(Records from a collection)
*****

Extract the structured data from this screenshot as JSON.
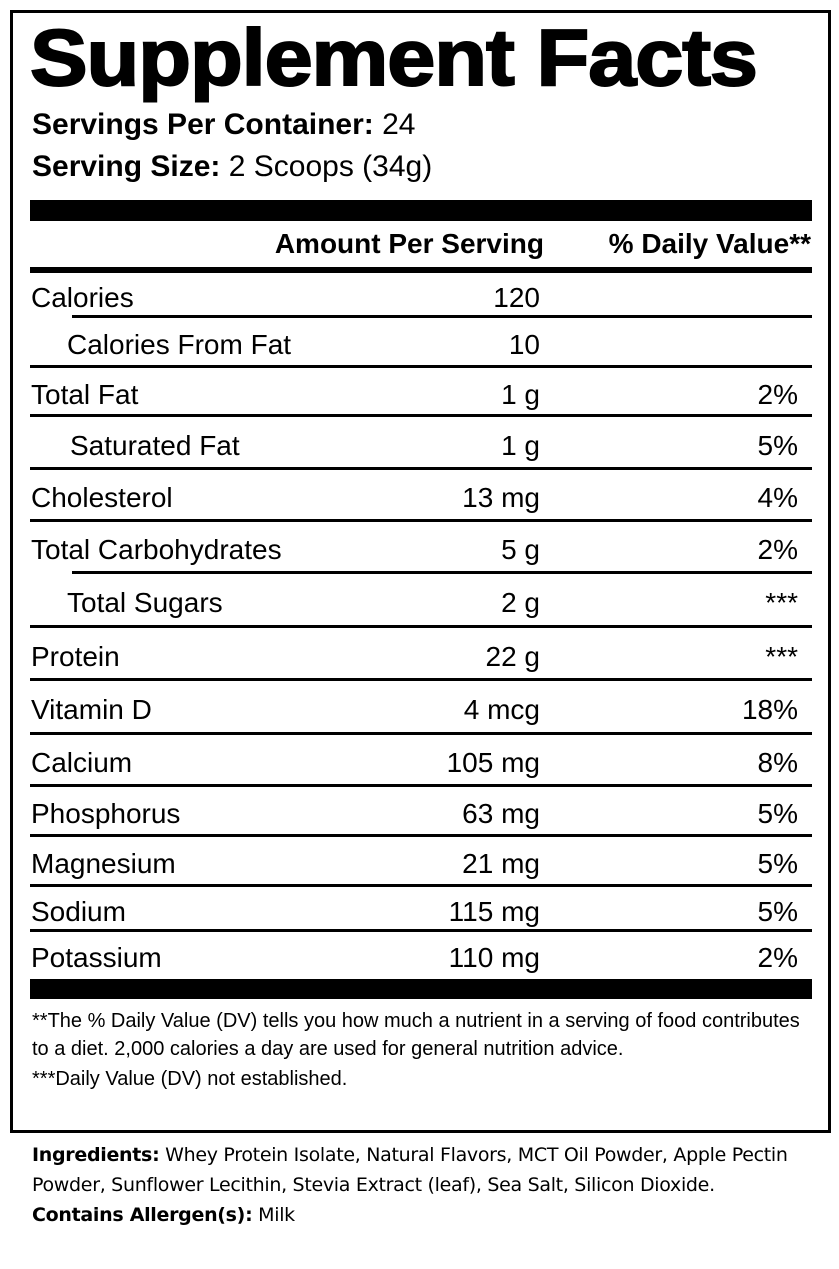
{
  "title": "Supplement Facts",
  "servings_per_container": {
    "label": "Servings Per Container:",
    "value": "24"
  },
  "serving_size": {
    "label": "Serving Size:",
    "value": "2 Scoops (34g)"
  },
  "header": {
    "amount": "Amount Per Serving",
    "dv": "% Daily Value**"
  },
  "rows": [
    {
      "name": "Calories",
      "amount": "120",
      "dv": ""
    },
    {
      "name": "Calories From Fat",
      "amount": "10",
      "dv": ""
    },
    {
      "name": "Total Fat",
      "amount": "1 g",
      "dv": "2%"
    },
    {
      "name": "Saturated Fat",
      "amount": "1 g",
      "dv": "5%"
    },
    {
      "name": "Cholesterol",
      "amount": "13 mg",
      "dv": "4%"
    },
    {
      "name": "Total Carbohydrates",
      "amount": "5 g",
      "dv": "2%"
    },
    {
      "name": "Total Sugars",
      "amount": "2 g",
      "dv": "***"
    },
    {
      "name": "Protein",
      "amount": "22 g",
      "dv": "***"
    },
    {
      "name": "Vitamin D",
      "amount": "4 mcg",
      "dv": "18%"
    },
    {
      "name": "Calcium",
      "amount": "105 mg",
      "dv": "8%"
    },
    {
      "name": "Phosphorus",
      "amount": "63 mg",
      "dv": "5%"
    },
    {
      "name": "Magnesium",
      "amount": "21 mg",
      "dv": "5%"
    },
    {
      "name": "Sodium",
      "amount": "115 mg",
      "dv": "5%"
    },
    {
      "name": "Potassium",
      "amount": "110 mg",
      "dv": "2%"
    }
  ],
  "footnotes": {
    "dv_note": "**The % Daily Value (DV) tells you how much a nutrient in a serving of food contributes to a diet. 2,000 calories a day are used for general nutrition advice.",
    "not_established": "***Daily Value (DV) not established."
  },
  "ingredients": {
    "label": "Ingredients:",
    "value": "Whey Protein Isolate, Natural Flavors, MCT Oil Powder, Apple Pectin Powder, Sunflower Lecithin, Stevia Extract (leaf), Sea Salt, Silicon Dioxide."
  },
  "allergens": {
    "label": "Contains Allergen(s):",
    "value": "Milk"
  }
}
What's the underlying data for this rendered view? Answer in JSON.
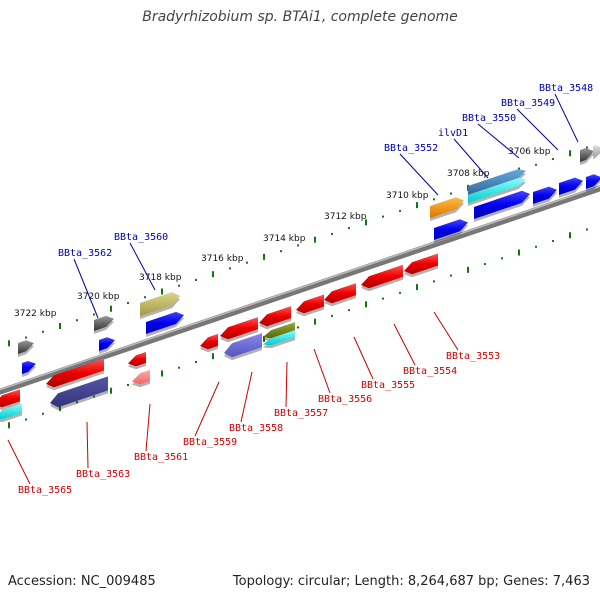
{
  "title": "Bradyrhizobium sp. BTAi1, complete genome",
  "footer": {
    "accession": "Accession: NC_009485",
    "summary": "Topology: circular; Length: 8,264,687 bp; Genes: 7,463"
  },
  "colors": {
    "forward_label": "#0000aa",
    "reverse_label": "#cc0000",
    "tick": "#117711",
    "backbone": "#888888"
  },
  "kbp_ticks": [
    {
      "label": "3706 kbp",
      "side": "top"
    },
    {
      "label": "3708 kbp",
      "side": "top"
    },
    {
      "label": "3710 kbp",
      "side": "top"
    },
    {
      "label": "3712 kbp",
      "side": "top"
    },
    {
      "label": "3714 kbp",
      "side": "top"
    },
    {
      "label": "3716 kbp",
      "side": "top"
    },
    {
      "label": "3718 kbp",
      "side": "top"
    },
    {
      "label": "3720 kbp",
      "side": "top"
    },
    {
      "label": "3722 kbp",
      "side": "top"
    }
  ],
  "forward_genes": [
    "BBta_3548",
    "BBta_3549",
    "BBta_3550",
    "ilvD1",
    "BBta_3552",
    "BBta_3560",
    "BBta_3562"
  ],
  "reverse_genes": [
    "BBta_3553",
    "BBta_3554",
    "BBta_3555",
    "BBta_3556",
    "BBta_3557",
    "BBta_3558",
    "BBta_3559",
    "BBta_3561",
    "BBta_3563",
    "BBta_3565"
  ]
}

*****

Go line by line through the records and copy those that contain the word "data".

Extract the structured data from this screenshot as JSON.
What's the underlying data for this rendered view? Answer in JSON.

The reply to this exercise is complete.